Exercise task =
Every line with the string "text" should be gathered.

— BEGIN Raw records —

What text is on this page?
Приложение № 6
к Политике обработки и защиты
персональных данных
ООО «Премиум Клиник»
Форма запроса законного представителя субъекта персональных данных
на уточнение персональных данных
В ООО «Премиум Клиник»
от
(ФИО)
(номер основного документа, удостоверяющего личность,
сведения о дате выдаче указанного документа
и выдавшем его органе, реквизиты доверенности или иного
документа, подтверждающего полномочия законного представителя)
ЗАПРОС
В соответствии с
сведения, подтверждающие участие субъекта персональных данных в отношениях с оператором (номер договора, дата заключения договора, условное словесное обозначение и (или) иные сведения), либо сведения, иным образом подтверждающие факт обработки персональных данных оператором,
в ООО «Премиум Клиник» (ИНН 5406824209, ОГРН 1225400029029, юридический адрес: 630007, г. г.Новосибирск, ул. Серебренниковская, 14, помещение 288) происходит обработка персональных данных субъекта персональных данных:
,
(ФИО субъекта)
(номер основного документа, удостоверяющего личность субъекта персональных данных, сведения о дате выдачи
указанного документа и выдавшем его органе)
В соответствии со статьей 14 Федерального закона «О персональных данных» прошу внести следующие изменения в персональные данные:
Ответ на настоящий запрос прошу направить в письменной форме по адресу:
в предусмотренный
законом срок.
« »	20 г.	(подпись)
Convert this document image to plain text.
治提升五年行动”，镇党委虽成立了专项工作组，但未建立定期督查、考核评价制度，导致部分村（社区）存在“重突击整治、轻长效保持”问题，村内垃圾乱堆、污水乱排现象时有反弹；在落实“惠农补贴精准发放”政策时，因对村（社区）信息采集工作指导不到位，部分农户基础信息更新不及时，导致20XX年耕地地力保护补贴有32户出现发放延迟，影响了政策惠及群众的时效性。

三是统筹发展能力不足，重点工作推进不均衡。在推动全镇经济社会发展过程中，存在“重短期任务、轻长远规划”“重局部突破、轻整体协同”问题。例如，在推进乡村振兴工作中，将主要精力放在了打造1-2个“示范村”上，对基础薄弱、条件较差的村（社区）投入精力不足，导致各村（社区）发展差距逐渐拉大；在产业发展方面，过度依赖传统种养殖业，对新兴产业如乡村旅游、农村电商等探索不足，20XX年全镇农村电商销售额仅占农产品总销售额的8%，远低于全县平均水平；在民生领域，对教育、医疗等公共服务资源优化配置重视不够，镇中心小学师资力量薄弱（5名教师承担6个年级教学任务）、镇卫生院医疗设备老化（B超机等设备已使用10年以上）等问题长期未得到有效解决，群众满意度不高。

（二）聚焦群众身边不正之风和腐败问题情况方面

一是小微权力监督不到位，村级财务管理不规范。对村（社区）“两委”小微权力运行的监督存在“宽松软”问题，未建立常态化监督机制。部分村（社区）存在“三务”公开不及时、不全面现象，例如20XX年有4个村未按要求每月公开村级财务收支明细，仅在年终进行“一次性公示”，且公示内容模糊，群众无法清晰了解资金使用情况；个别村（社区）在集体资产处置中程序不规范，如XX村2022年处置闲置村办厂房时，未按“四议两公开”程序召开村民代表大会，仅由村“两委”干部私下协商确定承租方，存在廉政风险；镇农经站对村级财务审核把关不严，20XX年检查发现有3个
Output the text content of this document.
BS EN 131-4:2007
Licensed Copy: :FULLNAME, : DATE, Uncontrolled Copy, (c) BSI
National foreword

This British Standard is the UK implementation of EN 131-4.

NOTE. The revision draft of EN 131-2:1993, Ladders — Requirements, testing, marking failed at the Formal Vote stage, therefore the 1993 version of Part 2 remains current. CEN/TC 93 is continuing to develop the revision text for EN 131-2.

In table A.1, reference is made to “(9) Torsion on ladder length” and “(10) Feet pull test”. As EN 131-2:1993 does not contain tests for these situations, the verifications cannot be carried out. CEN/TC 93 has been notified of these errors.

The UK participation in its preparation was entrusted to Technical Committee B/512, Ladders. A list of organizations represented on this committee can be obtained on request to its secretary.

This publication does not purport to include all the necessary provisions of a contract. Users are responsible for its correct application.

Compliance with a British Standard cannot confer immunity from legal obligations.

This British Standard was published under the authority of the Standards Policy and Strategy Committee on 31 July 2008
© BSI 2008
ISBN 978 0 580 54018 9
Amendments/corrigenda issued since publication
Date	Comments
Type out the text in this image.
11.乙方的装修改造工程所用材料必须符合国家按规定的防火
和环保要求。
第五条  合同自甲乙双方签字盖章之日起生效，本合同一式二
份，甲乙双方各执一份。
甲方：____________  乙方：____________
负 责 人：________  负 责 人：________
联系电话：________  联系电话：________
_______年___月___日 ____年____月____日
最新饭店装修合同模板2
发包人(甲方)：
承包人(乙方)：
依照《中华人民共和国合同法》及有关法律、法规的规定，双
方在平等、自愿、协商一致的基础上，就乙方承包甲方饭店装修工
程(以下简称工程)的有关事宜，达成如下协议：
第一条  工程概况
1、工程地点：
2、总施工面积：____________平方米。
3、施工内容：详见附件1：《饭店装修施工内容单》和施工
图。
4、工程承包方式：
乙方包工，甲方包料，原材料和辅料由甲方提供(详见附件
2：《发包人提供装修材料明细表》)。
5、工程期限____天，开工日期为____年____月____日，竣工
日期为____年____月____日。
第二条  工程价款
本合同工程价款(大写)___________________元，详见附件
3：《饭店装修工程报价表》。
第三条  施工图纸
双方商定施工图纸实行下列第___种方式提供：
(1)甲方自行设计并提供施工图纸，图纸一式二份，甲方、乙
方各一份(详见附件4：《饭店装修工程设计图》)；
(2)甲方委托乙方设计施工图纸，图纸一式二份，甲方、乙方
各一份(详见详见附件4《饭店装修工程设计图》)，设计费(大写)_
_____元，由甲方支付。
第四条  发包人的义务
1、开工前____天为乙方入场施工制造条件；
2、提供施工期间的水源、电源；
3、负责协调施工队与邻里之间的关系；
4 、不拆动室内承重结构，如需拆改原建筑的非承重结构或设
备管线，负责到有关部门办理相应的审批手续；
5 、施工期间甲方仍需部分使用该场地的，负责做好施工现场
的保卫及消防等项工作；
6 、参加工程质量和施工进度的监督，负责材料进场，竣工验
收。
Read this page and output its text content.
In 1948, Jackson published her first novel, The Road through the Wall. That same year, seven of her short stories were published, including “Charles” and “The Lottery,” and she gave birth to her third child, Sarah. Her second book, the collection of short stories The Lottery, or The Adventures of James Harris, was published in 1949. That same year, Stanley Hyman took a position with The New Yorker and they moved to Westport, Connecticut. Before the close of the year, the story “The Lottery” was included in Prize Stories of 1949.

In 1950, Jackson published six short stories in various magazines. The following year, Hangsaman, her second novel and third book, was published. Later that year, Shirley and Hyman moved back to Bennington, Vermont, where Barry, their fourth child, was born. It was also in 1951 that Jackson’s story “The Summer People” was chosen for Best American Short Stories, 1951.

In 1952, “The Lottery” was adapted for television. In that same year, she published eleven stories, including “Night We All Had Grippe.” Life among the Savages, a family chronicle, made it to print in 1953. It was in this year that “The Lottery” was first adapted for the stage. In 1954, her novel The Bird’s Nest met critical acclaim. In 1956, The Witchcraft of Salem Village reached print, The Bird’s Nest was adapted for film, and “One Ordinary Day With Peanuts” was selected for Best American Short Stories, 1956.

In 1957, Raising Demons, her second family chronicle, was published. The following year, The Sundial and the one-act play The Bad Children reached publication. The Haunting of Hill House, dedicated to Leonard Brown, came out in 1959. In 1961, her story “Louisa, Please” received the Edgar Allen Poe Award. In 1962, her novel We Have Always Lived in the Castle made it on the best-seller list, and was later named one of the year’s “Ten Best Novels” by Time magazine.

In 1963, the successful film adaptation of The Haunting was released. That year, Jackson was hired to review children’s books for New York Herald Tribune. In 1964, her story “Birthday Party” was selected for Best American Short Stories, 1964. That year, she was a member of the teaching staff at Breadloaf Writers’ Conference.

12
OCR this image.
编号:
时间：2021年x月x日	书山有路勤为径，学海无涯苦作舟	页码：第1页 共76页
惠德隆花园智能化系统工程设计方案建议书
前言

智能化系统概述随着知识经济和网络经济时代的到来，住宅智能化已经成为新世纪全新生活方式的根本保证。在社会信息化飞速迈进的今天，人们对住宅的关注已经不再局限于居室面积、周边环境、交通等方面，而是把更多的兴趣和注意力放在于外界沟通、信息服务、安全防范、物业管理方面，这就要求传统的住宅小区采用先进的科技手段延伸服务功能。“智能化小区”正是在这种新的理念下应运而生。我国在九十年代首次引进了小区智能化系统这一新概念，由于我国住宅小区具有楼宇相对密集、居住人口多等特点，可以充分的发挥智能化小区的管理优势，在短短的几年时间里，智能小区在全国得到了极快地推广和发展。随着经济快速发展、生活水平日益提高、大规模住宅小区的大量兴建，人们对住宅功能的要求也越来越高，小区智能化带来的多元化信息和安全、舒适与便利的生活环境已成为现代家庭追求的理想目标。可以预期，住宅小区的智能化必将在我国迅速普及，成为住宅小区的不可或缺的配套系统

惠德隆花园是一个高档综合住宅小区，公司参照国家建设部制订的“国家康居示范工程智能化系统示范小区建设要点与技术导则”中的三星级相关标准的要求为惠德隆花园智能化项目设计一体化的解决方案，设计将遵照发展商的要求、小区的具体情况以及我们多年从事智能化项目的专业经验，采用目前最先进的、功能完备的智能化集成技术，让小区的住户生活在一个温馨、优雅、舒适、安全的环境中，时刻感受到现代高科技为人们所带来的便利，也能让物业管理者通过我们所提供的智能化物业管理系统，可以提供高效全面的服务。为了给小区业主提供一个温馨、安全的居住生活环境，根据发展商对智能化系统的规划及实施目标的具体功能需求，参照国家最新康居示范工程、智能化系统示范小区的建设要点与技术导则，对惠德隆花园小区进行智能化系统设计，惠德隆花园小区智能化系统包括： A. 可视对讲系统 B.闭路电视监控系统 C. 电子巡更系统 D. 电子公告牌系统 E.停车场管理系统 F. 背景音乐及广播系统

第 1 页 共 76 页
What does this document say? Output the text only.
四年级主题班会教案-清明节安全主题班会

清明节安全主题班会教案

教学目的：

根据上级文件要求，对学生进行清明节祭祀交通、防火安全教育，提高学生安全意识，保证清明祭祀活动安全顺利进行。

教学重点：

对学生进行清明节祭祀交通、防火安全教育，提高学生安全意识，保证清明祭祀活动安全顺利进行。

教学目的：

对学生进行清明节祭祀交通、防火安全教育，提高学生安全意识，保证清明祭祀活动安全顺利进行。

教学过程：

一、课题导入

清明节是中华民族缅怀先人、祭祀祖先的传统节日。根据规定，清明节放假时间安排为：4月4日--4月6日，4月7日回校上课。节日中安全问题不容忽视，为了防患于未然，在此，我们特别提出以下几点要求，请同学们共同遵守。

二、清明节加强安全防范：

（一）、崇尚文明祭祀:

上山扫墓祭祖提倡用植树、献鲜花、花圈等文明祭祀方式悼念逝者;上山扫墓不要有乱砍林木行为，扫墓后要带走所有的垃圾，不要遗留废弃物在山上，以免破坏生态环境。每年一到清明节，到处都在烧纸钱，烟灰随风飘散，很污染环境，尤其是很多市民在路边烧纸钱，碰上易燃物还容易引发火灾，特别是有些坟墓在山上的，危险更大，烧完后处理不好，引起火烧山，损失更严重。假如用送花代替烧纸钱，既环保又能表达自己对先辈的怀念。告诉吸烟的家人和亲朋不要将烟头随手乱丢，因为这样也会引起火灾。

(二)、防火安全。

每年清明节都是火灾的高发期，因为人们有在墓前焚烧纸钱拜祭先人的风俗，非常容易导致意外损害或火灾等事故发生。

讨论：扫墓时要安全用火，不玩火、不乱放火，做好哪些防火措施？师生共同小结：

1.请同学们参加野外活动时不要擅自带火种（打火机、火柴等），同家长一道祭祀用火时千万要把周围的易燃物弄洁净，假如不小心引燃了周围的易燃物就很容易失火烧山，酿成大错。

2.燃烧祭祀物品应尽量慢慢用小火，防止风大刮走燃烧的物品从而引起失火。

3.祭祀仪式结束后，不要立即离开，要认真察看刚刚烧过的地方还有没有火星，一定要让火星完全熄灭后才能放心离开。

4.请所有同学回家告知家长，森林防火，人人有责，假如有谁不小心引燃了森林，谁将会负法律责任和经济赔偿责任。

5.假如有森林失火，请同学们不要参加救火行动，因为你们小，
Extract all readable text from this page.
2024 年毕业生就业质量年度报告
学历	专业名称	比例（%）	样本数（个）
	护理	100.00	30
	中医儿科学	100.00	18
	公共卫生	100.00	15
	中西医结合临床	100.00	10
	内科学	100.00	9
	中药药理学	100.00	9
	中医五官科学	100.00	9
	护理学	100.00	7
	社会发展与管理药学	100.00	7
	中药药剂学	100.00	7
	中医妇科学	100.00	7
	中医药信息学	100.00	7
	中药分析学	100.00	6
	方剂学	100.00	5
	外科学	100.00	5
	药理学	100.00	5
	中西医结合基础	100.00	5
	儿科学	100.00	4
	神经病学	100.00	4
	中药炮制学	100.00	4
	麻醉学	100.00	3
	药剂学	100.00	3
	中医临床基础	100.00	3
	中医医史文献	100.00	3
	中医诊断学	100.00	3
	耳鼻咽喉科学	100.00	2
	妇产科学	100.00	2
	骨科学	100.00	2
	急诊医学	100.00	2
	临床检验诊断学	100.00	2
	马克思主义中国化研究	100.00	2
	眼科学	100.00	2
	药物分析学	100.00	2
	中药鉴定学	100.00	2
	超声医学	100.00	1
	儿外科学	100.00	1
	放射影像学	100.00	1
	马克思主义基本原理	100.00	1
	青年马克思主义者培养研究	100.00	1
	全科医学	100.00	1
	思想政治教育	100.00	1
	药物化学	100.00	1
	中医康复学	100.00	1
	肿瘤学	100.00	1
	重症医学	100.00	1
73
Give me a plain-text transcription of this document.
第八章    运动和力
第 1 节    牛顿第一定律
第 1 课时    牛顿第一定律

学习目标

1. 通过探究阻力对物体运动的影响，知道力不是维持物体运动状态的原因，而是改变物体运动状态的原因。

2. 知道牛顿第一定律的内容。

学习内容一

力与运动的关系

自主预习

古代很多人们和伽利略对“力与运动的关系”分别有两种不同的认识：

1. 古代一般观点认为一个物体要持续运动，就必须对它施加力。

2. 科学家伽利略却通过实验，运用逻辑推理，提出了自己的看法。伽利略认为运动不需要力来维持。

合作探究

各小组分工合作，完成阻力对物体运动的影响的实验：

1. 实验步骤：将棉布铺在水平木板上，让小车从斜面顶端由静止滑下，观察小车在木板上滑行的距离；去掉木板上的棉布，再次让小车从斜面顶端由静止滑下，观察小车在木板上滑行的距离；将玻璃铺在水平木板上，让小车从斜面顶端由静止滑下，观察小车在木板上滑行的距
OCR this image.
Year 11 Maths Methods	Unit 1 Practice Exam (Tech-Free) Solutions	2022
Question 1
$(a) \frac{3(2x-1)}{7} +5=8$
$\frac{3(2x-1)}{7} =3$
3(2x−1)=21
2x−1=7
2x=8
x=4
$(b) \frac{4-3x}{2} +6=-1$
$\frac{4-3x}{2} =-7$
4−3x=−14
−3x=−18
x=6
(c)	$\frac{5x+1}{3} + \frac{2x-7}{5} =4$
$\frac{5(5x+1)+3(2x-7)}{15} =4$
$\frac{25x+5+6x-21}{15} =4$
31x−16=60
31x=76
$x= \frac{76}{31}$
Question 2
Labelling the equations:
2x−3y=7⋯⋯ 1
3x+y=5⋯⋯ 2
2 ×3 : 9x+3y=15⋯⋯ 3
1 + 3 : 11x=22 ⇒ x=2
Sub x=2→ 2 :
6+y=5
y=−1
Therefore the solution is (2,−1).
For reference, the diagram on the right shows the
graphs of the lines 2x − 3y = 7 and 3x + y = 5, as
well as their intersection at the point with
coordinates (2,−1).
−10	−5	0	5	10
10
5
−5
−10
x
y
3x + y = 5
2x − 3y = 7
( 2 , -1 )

— END Raw records —

Answer to the exercise =
What text is on this page?
Convert this document image to plain text.
Output the text content of this document.
NOTE. The revision draft of EN 131-2:1993, Ladders — Requirements, testing, marking failed at the Formal Vote stage, therefore the 1993 version of Part 2 remains current. CEN/TC 93 is continuing to develop the revision text for EN 131-2.
Type out the text in this image.
Read this page and output its text content.
What does this document say? Output the text only.
Extract all readable text from this page.
Give me a plain-text transcription of this document.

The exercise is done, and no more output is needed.